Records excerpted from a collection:
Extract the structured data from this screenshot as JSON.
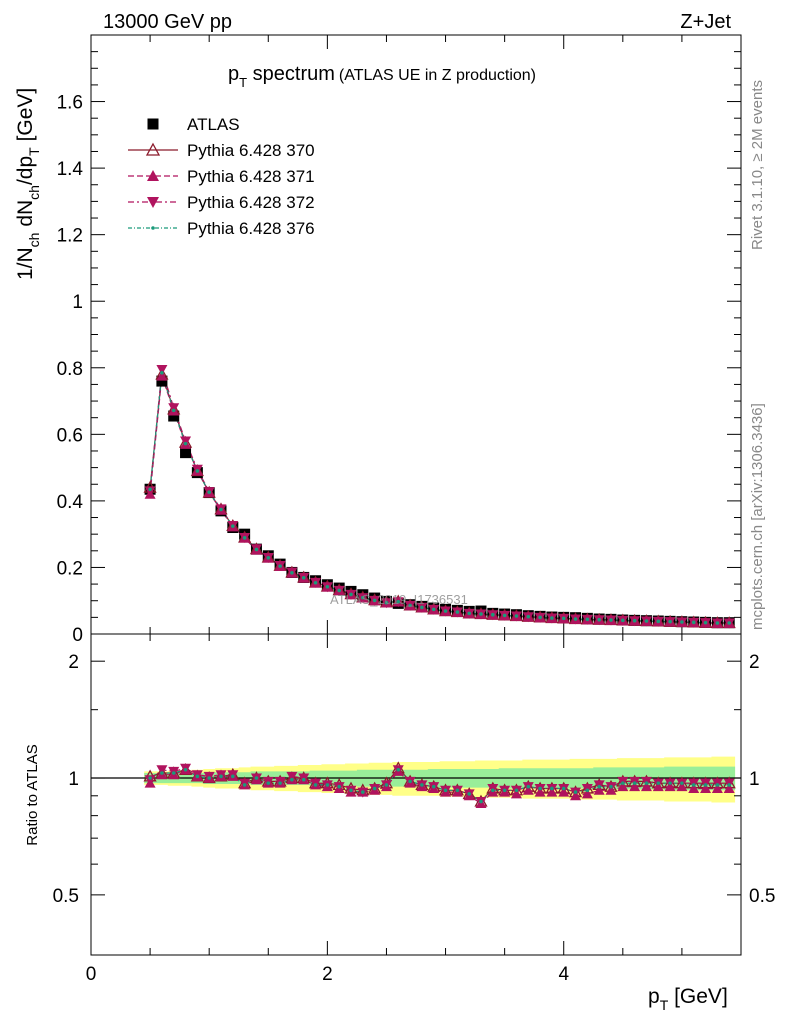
{
  "header": {
    "energy": "13000 GeV pp",
    "process": "Z+Jet"
  },
  "side_labels": {
    "rivet": "Rivet 3.1.10, ≥ 2M events",
    "mcplots": "mcplots.cern.ch [arXiv:1306.3436]"
  },
  "watermark": "ATLAS_2019_I1736531",
  "chart_data": [
    {
      "type": "scatter",
      "title_main": "p",
      "title_sub": "T",
      "title_rest": " spectrum",
      "title_note": "(ATLAS UE in Z production)",
      "ylabel_pre": "1/N",
      "ylabel_sub1": "ch",
      "ylabel_mid": " dN",
      "ylabel_sub2": "ch",
      "ylabel_post": "/dp",
      "ylabel_sub3": "T",
      "ylabel_unit": " [GeV]",
      "xlim": [
        0,
        5.5
      ],
      "ylim": [
        0,
        1.8
      ],
      "y_ticks": [
        0,
        0.2,
        0.4,
        0.6,
        0.8,
        1,
        1.2,
        1.4,
        1.6
      ],
      "y_tick_labels": [
        "0",
        "0.2",
        "0.4",
        "0.6",
        "0.8",
        "1",
        "1.2",
        "1.4",
        "1.6"
      ],
      "legend_position": "top-left",
      "x": [
        0.5,
        0.6,
        0.7,
        0.8,
        0.9,
        1.0,
        1.1,
        1.2,
        1.3,
        1.4,
        1.5,
        1.6,
        1.7,
        1.8,
        1.9,
        2.0,
        2.1,
        2.2,
        2.3,
        2.4,
        2.5,
        2.6,
        2.7,
        2.8,
        2.9,
        3.0,
        3.1,
        3.2,
        3.3,
        3.4,
        3.5,
        3.6,
        3.7,
        3.8,
        3.9,
        4.0,
        4.1,
        4.2,
        4.3,
        4.4,
        4.5,
        4.6,
        4.7,
        4.8,
        4.9,
        5.0,
        5.1,
        5.2,
        5.3,
        5.4
      ],
      "series": [
        {
          "name": "ATLAS",
          "color": "#000000",
          "marker": "square",
          "values": [
            0.435,
            0.76,
            0.655,
            0.545,
            0.485,
            0.425,
            0.37,
            0.32,
            0.3,
            0.255,
            0.235,
            0.21,
            0.185,
            0.17,
            0.16,
            0.148,
            0.138,
            0.128,
            0.118,
            0.108,
            0.098,
            0.092,
            0.088,
            0.083,
            0.078,
            0.074,
            0.071,
            0.068,
            0.069,
            0.062,
            0.06,
            0.058,
            0.055,
            0.053,
            0.051,
            0.05,
            0.049,
            0.047,
            0.045,
            0.044,
            0.042,
            0.041,
            0.04,
            0.039,
            0.038,
            0.037,
            0.036,
            0.035,
            0.034,
            0.034
          ]
        },
        {
          "name": "Pythia 6.428 370",
          "color": "#8b1a2b",
          "marker": "open-triangle-up",
          "dash": "",
          "values": [
            0.44,
            0.78,
            0.675,
            0.575,
            0.49,
            0.425,
            0.375,
            0.325,
            0.29,
            0.255,
            0.23,
            0.205,
            0.185,
            0.17,
            0.155,
            0.143,
            0.132,
            0.12,
            0.11,
            0.102,
            0.095,
            0.098,
            0.086,
            0.08,
            0.074,
            0.069,
            0.066,
            0.062,
            0.06,
            0.058,
            0.056,
            0.054,
            0.052,
            0.05,
            0.048,
            0.047,
            0.045,
            0.044,
            0.043,
            0.042,
            0.041,
            0.04,
            0.039,
            0.038,
            0.037,
            0.036,
            0.035,
            0.034,
            0.033,
            0.033
          ]
        },
        {
          "name": "Pythia 6.428 371",
          "color": "#b0135e",
          "marker": "triangle-up",
          "dash": "6,3",
          "values": [
            0.42,
            0.775,
            0.67,
            0.57,
            0.49,
            0.425,
            0.372,
            0.322,
            0.288,
            0.252,
            0.228,
            0.203,
            0.183,
            0.168,
            0.153,
            0.141,
            0.13,
            0.118,
            0.108,
            0.1,
            0.093,
            0.096,
            0.085,
            0.079,
            0.073,
            0.068,
            0.065,
            0.061,
            0.059,
            0.057,
            0.055,
            0.053,
            0.051,
            0.049,
            0.047,
            0.046,
            0.044,
            0.043,
            0.042,
            0.041,
            0.04,
            0.039,
            0.038,
            0.037,
            0.036,
            0.035,
            0.034,
            0.033,
            0.032,
            0.032
          ]
        },
        {
          "name": "Pythia 6.428 372",
          "color": "#b0135e",
          "marker": "triangle-down",
          "dash": "6,3,2,3",
          "values": [
            0.43,
            0.795,
            0.68,
            0.58,
            0.495,
            0.428,
            0.376,
            0.326,
            0.29,
            0.256,
            0.23,
            0.206,
            0.186,
            0.17,
            0.155,
            0.142,
            0.131,
            0.119,
            0.109,
            0.101,
            0.094,
            0.097,
            0.086,
            0.08,
            0.074,
            0.069,
            0.066,
            0.062,
            0.06,
            0.058,
            0.056,
            0.054,
            0.052,
            0.05,
            0.048,
            0.047,
            0.045,
            0.044,
            0.043,
            0.042,
            0.041,
            0.04,
            0.039,
            0.038,
            0.037,
            0.036,
            0.035,
            0.034,
            0.033,
            0.033
          ]
        },
        {
          "name": "Pythia 6.428 376",
          "color": "#1a9a7a",
          "marker": "dot",
          "dash": "4,2,1,2",
          "values": [
            0.435,
            0.785,
            0.672,
            0.572,
            0.49,
            0.426,
            0.374,
            0.324,
            0.289,
            0.254,
            0.229,
            0.204,
            0.184,
            0.169,
            0.154,
            0.142,
            0.131,
            0.119,
            0.109,
            0.101,
            0.094,
            0.097,
            0.086,
            0.08,
            0.074,
            0.069,
            0.066,
            0.062,
            0.06,
            0.058,
            0.056,
            0.054,
            0.052,
            0.05,
            0.048,
            0.047,
            0.045,
            0.044,
            0.043,
            0.042,
            0.041,
            0.04,
            0.039,
            0.038,
            0.037,
            0.036,
            0.035,
            0.034,
            0.033,
            0.033
          ]
        }
      ]
    },
    {
      "type": "scatter",
      "ylabel": "Ratio to ATLAS",
      "xlabel_main": "p",
      "xlabel_sub": "T",
      "xlabel_unit": " [GeV]",
      "xlim": [
        0,
        5.5
      ],
      "ylim": [
        0.35,
        2.35
      ],
      "log_y": true,
      "x_ticks": [
        0,
        2,
        4
      ],
      "x_tick_labels": [
        "0",
        "2",
        "4"
      ],
      "y_ticks": [
        0.5,
        1,
        2
      ],
      "y_tick_labels": [
        "0.5",
        "1",
        "2"
      ],
      "band_green_halfwidth": [
        0.03,
        0.03,
        0.03,
        0.03,
        0.03,
        0.035,
        0.035,
        0.035,
        0.035,
        0.04,
        0.04,
        0.04,
        0.04,
        0.04,
        0.045,
        0.045,
        0.045,
        0.045,
        0.05,
        0.05,
        0.05,
        0.05,
        0.05,
        0.05,
        0.055,
        0.055,
        0.055,
        0.055,
        0.055,
        0.055,
        0.06,
        0.06,
        0.06,
        0.06,
        0.06,
        0.06,
        0.06,
        0.06,
        0.065,
        0.065,
        0.065,
        0.065,
        0.065,
        0.065,
        0.07,
        0.07,
        0.07,
        0.07,
        0.07,
        0.07
      ],
      "band_yellow_halfwidth": [
        0.04,
        0.04,
        0.045,
        0.045,
        0.05,
        0.055,
        0.06,
        0.06,
        0.065,
        0.07,
        0.07,
        0.075,
        0.075,
        0.08,
        0.08,
        0.085,
        0.085,
        0.09,
        0.09,
        0.095,
        0.095,
        0.1,
        0.1,
        0.1,
        0.1,
        0.105,
        0.105,
        0.105,
        0.11,
        0.11,
        0.11,
        0.11,
        0.115,
        0.115,
        0.115,
        0.115,
        0.12,
        0.12,
        0.12,
        0.12,
        0.125,
        0.125,
        0.125,
        0.125,
        0.13,
        0.13,
        0.13,
        0.13,
        0.135,
        0.135
      ],
      "series": [
        {
          "name": "Pythia 6.428 370",
          "color": "#8b1a2b",
          "marker": "open-triangle-up",
          "dash": "",
          "values": [
            1.01,
            1.03,
            1.03,
            1.05,
            1.01,
            1.0,
            1.01,
            1.02,
            0.97,
            1.0,
            0.98,
            0.98,
            1.0,
            1.0,
            0.97,
            0.97,
            0.96,
            0.94,
            0.93,
            0.94,
            0.97,
            1.06,
            0.98,
            0.96,
            0.95,
            0.93,
            0.93,
            0.91,
            0.87,
            0.94,
            0.93,
            0.93,
            0.95,
            0.94,
            0.94,
            0.94,
            0.92,
            0.94,
            0.96,
            0.95,
            0.98,
            0.98,
            0.98,
            0.97,
            0.97,
            0.97,
            0.97,
            0.97,
            0.97,
            0.97
          ]
        },
        {
          "name": "Pythia 6.428 371",
          "color": "#b0135e",
          "marker": "triangle-up",
          "dash": "6,3",
          "values": [
            0.97,
            1.02,
            1.02,
            1.05,
            1.01,
            1.0,
            1.01,
            1.01,
            0.96,
            0.99,
            0.97,
            0.97,
            0.99,
            0.99,
            0.96,
            0.95,
            0.94,
            0.92,
            0.92,
            0.93,
            0.95,
            1.04,
            0.97,
            0.95,
            0.94,
            0.92,
            0.92,
            0.9,
            0.86,
            0.92,
            0.92,
            0.91,
            0.93,
            0.92,
            0.92,
            0.92,
            0.9,
            0.91,
            0.93,
            0.93,
            0.95,
            0.95,
            0.95,
            0.95,
            0.95,
            0.95,
            0.94,
            0.94,
            0.94,
            0.94
          ]
        },
        {
          "name": "Pythia 6.428 372",
          "color": "#b0135e",
          "marker": "triangle-down",
          "dash": "6,3,2,3",
          "values": [
            0.99,
            1.05,
            1.04,
            1.06,
            1.02,
            1.01,
            1.02,
            1.02,
            0.97,
            1.0,
            0.98,
            0.98,
            1.01,
            1.0,
            0.97,
            0.96,
            0.95,
            0.93,
            0.92,
            0.94,
            0.96,
            1.05,
            0.98,
            0.96,
            0.95,
            0.93,
            0.93,
            0.91,
            0.87,
            0.94,
            0.93,
            0.93,
            0.95,
            0.94,
            0.94,
            0.94,
            0.92,
            0.94,
            0.96,
            0.95,
            0.98,
            0.98,
            0.98,
            0.97,
            0.97,
            0.97,
            0.97,
            0.97,
            0.97,
            0.97
          ]
        },
        {
          "name": "Pythia 6.428 376",
          "color": "#1a9a7a",
          "marker": "dot",
          "dash": "4,2,1,2",
          "values": [
            1.0,
            1.03,
            1.03,
            1.05,
            1.01,
            1.0,
            1.01,
            1.01,
            0.96,
            1.0,
            0.97,
            0.97,
            0.99,
            0.99,
            0.96,
            0.96,
            0.95,
            0.93,
            0.92,
            0.94,
            0.96,
            1.05,
            0.98,
            0.96,
            0.95,
            0.93,
            0.93,
            0.91,
            0.87,
            0.93,
            0.93,
            0.93,
            0.95,
            0.94,
            0.94,
            0.94,
            0.92,
            0.93,
            0.95,
            0.95,
            0.97,
            0.97,
            0.97,
            0.97,
            0.97,
            0.97,
            0.96,
            0.96,
            0.96,
            0.96
          ]
        }
      ]
    }
  ]
}
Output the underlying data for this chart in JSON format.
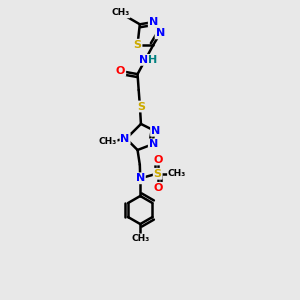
{
  "background_color": "#e8e8e8",
  "atom_colors": {
    "C": "#000000",
    "N": "#0000ff",
    "O": "#ff0000",
    "S": "#ccaa00",
    "H": "#008080"
  },
  "bond_color": "#000000",
  "bond_width": 1.8,
  "figsize": [
    3.0,
    3.0
  ],
  "dpi": 100,
  "xlim": [
    0,
    10
  ],
  "ylim": [
    0,
    13
  ]
}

● **Exercise task**: Starting at the line that contains "Output the underlying", write out every line through the final line of the entries, word for word; skip any pictures.

● **Response to the exercise**:
Output the underlying data for this chart in JSON format.
{
  "background_color": "#e8e8e8",
  "atom_colors": {
    "C": "#000000",
    "N": "#0000ff",
    "O": "#ff0000",
    "S": "#ccaa00",
    "H": "#008080"
  },
  "bond_color": "#000000",
  "bond_width": 1.8,
  "figsize": [
    3.0,
    3.0
  ],
  "dpi": 100,
  "xlim": [
    0,
    10
  ],
  "ylim": [
    0,
    13
  ]
}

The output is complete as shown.